Exercise goal:
Collect every line below that contains the word "high".
[BEGIN Information provided]
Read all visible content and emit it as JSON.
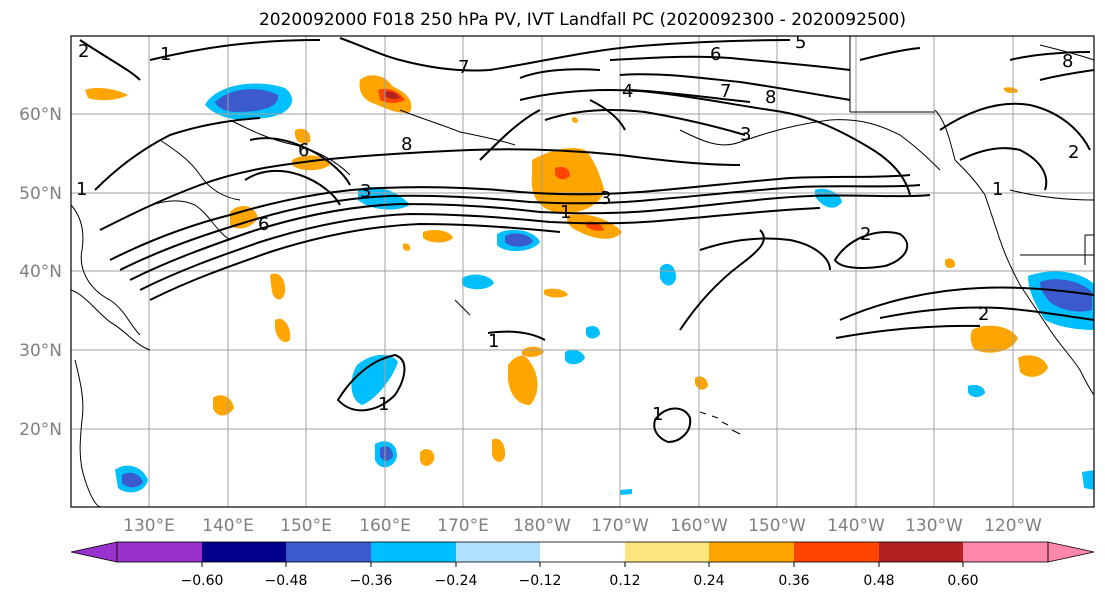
{
  "title": "2020092000 F018 250 hPa PV, IVT Landfall PC (2020092300 - 2020092500)",
  "map": {
    "lat_labels": [
      "60°N",
      "50°N",
      "40°N",
      "30°N",
      "20°N"
    ],
    "lon_labels": [
      "130°E",
      "140°E",
      "150°E",
      "160°E",
      "170°E",
      "180°W",
      "170°W",
      "160°W",
      "150°W",
      "140°W",
      "130°W",
      "120°W"
    ],
    "contour_labels": [
      "2",
      "1",
      "7",
      "6",
      "5",
      "8",
      "4",
      "7",
      "8",
      "8",
      "3",
      "6",
      "6",
      "1",
      "3",
      "1",
      "3",
      "2",
      "2",
      "1",
      "1",
      "1",
      "1",
      "2"
    ]
  },
  "colorbar": {
    "ticks": [
      "−0.60",
      "−0.48",
      "−0.36",
      "−0.24",
      "−0.12",
      "0.12",
      "0.24",
      "0.36",
      "0.48",
      "0.60"
    ],
    "colors": [
      "#9932CC",
      "#00008B",
      "#3A5ACD",
      "#00BFFF",
      "#B0E0FF",
      "#FFFFFF",
      "#FFE680",
      "#FFA500",
      "#FF4500",
      "#B22222",
      "#FF88AA"
    ]
  }
}
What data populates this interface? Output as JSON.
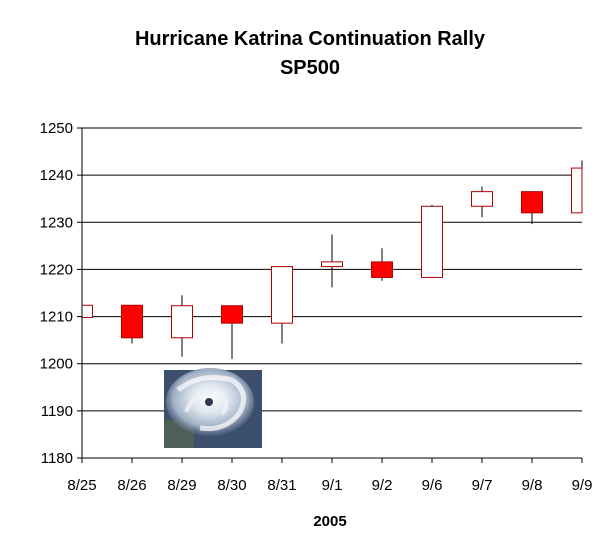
{
  "chart_data": {
    "type": "candlestick",
    "title": "Hurricane Katrina Continuation Rally",
    "subtitle": "SP500",
    "xlabel": "2005",
    "ylabel": "",
    "ylim": [
      1180,
      1250
    ],
    "yticks": [
      1180,
      1190,
      1200,
      1210,
      1220,
      1230,
      1240,
      1250
    ],
    "grid": true,
    "categories": [
      "8/25",
      "8/26",
      "8/29",
      "8/30",
      "8/31",
      "9/1",
      "9/2",
      "9/6",
      "9/7",
      "9/8",
      "9/9"
    ],
    "candles": [
      {
        "open": 1209.8,
        "close": 1212.4,
        "high": 1212.4,
        "low": 1209.8
      },
      {
        "open": 1212.4,
        "close": 1205.5,
        "high": 1212.4,
        "low": 1204.3
      },
      {
        "open": 1205.5,
        "close": 1212.3,
        "high": 1214.5,
        "low": 1201.5
      },
      {
        "open": 1212.3,
        "close": 1208.6,
        "high": 1212.3,
        "low": 1201.0
      },
      {
        "open": 1208.6,
        "close": 1220.6,
        "high": 1220.6,
        "low": 1204.3
      },
      {
        "open": 1220.6,
        "close": 1221.6,
        "high": 1227.4,
        "low": 1216.2
      },
      {
        "open": 1221.6,
        "close": 1218.3,
        "high": 1224.5,
        "low": 1217.6
      },
      {
        "open": 1218.3,
        "close": 1233.4,
        "high": 1233.7,
        "low": 1218.3
      },
      {
        "open": 1233.4,
        "close": 1236.5,
        "high": 1237.6,
        "low": 1231.1
      },
      {
        "open": 1236.5,
        "close": 1232.0,
        "high": 1236.5,
        "low": 1229.6
      },
      {
        "open": 1232.0,
        "close": 1241.5,
        "high": 1243.1,
        "low": 1232.0
      }
    ],
    "colors": {
      "up_fill": "#ffffff",
      "down_fill": "#ff0000",
      "body_stroke": "#b00000",
      "wick": "#000000",
      "grid": "#000000"
    },
    "image_icon": "hurricane-satellite-icon"
  }
}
[END Information provided]
Answer for the task:
        "high": 1212.4,
        "high": 1212.4,
        "high": 1214.5,
        "high": 1212.3,
        "high": 1220.6,
        "high": 1227.4,
        "high": 1224.5,
        "high": 1233.7,
        "high": 1237.6,
        "high": 1236.5,
        "high": 1243.1,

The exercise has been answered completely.